- [YOUR TASK]: Reproduce the entire listing word for word.

- [RECORDS FOR THIS EXERCISE]:
******************************
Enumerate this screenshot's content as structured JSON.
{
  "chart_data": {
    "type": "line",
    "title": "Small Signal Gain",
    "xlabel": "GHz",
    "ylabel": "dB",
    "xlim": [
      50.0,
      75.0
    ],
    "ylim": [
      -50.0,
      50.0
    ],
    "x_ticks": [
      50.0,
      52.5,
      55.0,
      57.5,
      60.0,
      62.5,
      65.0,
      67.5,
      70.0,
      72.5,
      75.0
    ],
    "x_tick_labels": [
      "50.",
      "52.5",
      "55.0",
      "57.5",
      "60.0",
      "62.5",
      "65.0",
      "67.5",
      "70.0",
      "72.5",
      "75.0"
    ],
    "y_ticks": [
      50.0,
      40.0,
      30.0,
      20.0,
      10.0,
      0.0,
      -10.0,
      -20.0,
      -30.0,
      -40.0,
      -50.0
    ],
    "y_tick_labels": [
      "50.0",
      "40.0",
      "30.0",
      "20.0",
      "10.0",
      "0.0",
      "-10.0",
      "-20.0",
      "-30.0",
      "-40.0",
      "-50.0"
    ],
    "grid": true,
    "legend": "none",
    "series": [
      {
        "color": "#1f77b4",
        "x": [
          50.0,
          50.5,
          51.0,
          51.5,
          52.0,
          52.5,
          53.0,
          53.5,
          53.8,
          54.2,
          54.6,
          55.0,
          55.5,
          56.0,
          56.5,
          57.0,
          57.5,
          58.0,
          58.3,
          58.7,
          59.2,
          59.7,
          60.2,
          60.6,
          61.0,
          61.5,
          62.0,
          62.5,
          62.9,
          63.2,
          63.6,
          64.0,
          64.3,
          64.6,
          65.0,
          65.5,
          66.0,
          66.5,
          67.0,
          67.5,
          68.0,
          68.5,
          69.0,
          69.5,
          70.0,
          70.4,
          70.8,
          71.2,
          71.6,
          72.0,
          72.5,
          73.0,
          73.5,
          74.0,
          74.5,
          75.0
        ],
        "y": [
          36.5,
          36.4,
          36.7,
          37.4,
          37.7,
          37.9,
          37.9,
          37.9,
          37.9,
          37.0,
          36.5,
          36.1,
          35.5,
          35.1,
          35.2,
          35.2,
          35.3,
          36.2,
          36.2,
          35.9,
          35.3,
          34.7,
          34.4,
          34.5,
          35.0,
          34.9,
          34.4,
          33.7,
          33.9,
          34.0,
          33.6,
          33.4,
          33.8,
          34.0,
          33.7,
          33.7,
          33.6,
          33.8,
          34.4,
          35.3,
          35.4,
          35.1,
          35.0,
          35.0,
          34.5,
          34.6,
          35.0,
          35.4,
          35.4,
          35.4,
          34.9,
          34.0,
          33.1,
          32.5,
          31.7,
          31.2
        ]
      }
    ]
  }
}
******************************
- [WRITTEN SOLUTION]:
Enumerate this screenshot's content as structured JSON.
{
  "chart_data": {
    "type": "line",
    "title": "Small Signal Gain",
    "xlabel": "GHz",
    "ylabel": "dB",
    "xlim": [
      50.0,
      75.0
    ],
    "ylim": [
      -50.0,
      50.0
    ],
    "x_ticks": [
      50.0,
      52.5,
      55.0,
      57.5,
      60.0,
      62.5,
      65.0,
      67.5,
      70.0,
      72.5,
      75.0
    ],
    "x_tick_labels": [
      "50.",
      "52.5",
      "55.0",
      "57.5",
      "60.0",
      "62.5",
      "65.0",
      "67.5",
      "70.0",
      "72.5",
      "75.0"
    ],
    "y_ticks": [
      50.0,
      40.0,
      30.0,
      20.0,
      10.0,
      0.0,
      -10.0,
      -20.0,
      -30.0,
      -40.0,
      -50.0
    ],
    "y_tick_labels": [
      "50.0",
      "40.0",
      "30.0",
      "20.0",
      "10.0",
      "0.0",
      "-10.0",
      "-20.0",
      "-30.0",
      "-40.0",
      "-50.0"
    ],
    "grid": true,
    "legend": "none",
    "series": [
      {
        "color": "#1f77b4",
        "x": [
          50.0,
          50.5,
          51.0,
          51.5,
          52.0,
          52.5,
          53.0,
          53.5,
          53.8,
          54.2,
          54.6,
          55.0,
          55.5,
          56.0,
          56.5,
          57.0,
          57.5,
          58.0,
          58.3,
          58.7,
          59.2,
          59.7,
          60.2,
          60.6,
          61.0,
          61.5,
          62.0,
          62.5,
          62.9,
          63.2,
          63.6,
          64.0,
          64.3,
          64.6,
          65.0,
          65.5,
          66.0,
          66.5,
          67.0,
          67.5,
          68.0,
          68.5,
          69.0,
          69.5,
          70.0,
          70.4,
          70.8,
          71.2,
          71.6,
          72.0,
          72.5,
          73.0,
          73.5,
          74.0,
          74.5,
          75.0
        ],
        "y": [
          36.5,
          36.4,
          36.7,
          37.4,
          37.7,
          37.9,
          37.9,
          37.9,
          37.9,
          37.0,
          36.5,
          36.1,
          35.5,
          35.1,
          35.2,
          35.2,
          35.3,
          36.2,
          36.2,
          35.9,
          35.3,
          34.7,
          34.4,
          34.5,
          35.0,
          34.9,
          34.4,
          33.7,
          33.9,
          34.0,
          33.6,
          33.4,
          33.8,
          34.0,
          33.7,
          33.7,
          33.6,
          33.8,
          34.4,
          35.3,
          35.4,
          35.1,
          35.0,
          35.0,
          34.5,
          34.6,
          35.0,
          35.4,
          35.4,
          35.4,
          34.9,
          34.0,
          33.1,
          32.5,
          31.7,
          31.2
        ]
      }
    ]
  }
}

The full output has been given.